Stored items
+++++

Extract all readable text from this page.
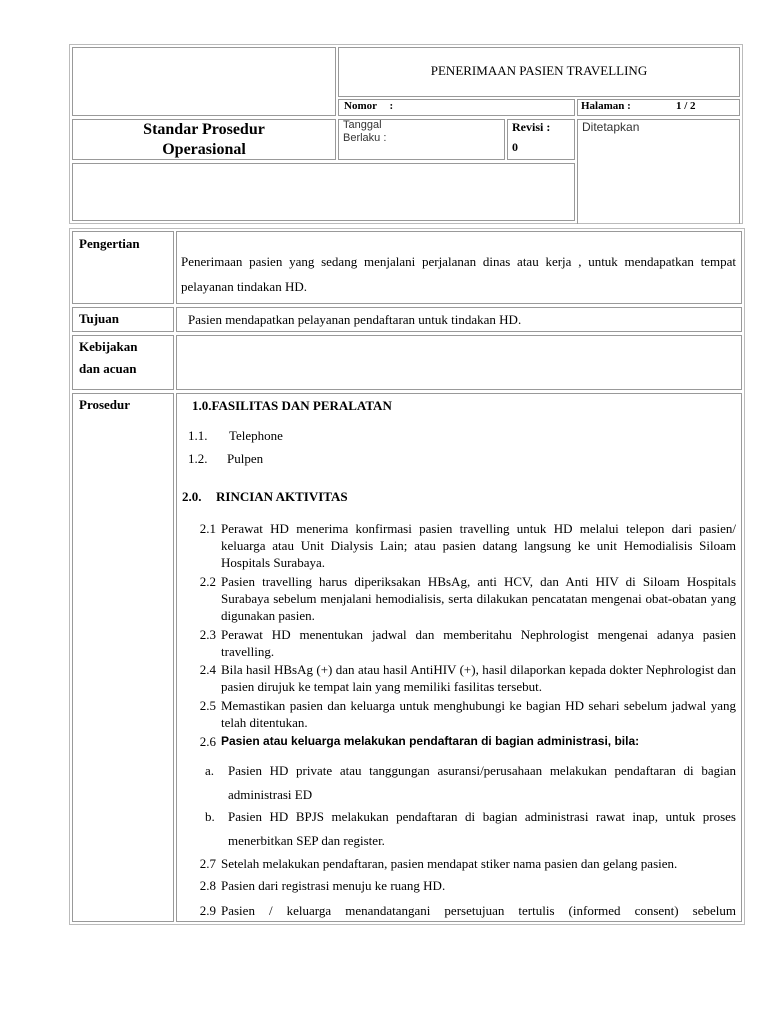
PENERIMAAN PASIEN TRAVELLING
Nomor :	Halaman :	1 / 2
Standar Prosedur
Operasional
Tanggal
Berlaku :
Revisi :
0
Ditetapkan
Pengertian
Tujuan
Kebijakan
dan acuan
Prosedur
Penerimaan pasien yang sedang menjalani perjalanan dinas atau kerja , untuk mendapatkan tempat pelayanan tindakan HD.
Pasien mendapatkan pelayanan pendaftaran untuk tindakan HD.
1.0.FASILITAS DAN PERALATAN
1.1. Telephone
1.2. Pulpen
2.0. RINCIAN AKTIVITAS
2.1 Perawat HD menerima konfirmasi pasien travelling untuk HD melalui telepon dari pasien/ keluarga atau Unit Dialysis Lain; atau pasien datang langsung ke unit Hemodialisis Siloam Hospitals Surabaya.
2.2 Pasien travelling harus diperiksakan HBsAg, anti HCV, dan Anti HIV di Siloam Hospitals Surabaya sebelum menjalani hemodialisis, serta dilakukan pencatatan mengenai obat-obatan yang digunakan pasien.
2.3 Perawat HD menentukan jadwal dan memberitahu Nephrologist mengenai adanya pasien travelling.
2.4 Bila hasil HBsAg (+) dan atau hasil AntiHIV (+), hasil dilaporkan kepada dokter Nephrologist dan pasien dirujuk ke tempat lain yang memiliki fasilitas tersebut.
2.5 Memastikan pasien dan keluarga untuk menghubungi ke bagian HD sehari sebelum jadwal yang telah ditentukan.
2.6 Pasien atau keluarga melakukan pendaftaran di bagian administrasi, bila:
a. Pasien HD private atau tanggungan asuransi/perusahaan melakukan pendaftaran di bagian administrasi ED
b. Pasien HD BPJS melakukan pendaftaran di bagian administrasi rawat inap, untuk proses menerbitkan SEP dan register.
2.7 Setelah melakukan pendaftaran, pasien mendapat stiker nama pasien dan gelang pasien.
2.8 Pasien dari registrasi menuju ke ruang HD.
2.9 Pasien / keluarga menandatangani persetujuan tertulis (informed consent) sebelum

+++++

◆ PROBLEM TO SOLVE: None of the pictures should appear; repeat the records exactly otherwise.

◆ WRITTEN SOLUTION:
Extract all readable text from this page.
PENERIMAAN PASIEN TRAVELLING
Nomor :	Halaman :	1 / 2
Standar Prosedur
Operasional
Tanggal
Berlaku :
Revisi :
0
Ditetapkan
Pengertian
Tujuan
Kebijakan
dan acuan
Prosedur
Penerimaan pasien yang sedang menjalani perjalanan dinas atau kerja , untuk mendapatkan tempat pelayanan tindakan HD.
Pasien mendapatkan pelayanan pendaftaran untuk tindakan HD.
1.0.FASILITAS DAN PERALATAN
1.1. Telephone
1.2. Pulpen
2.0. RINCIAN AKTIVITAS
2.1 Perawat HD menerima konfirmasi pasien travelling untuk HD melalui telepon dari pasien/ keluarga atau Unit Dialysis Lain; atau pasien datang langsung ke unit Hemodialisis Siloam Hospitals Surabaya.
2.2 Pasien travelling harus diperiksakan HBsAg, anti HCV, dan Anti HIV di Siloam Hospitals Surabaya sebelum menjalani hemodialisis, serta dilakukan pencatatan mengenai obat-obatan yang digunakan pasien.
2.3 Perawat HD menentukan jadwal dan memberitahu Nephrologist mengenai adanya pasien travelling.
2.4 Bila hasil HBsAg (+) dan atau hasil AntiHIV (+), hasil dilaporkan kepada dokter Nephrologist dan pasien dirujuk ke tempat lain yang memiliki fasilitas tersebut.
2.5 Memastikan pasien dan keluarga untuk menghubungi ke bagian HD sehari sebelum jadwal yang telah ditentukan.
2.6 Pasien atau keluarga melakukan pendaftaran di bagian administrasi, bila:
a. Pasien HD private atau tanggungan asuransi/perusahaan melakukan pendaftaran di bagian administrasi ED
b. Pasien HD BPJS melakukan pendaftaran di bagian administrasi rawat inap, untuk proses menerbitkan SEP dan register.
2.7 Setelah melakukan pendaftaran, pasien mendapat stiker nama pasien dan gelang pasien.
2.8 Pasien dari registrasi menuju ke ruang HD.
2.9 Pasien / keluarga menandatangani persetujuan tertulis (informed consent) sebelum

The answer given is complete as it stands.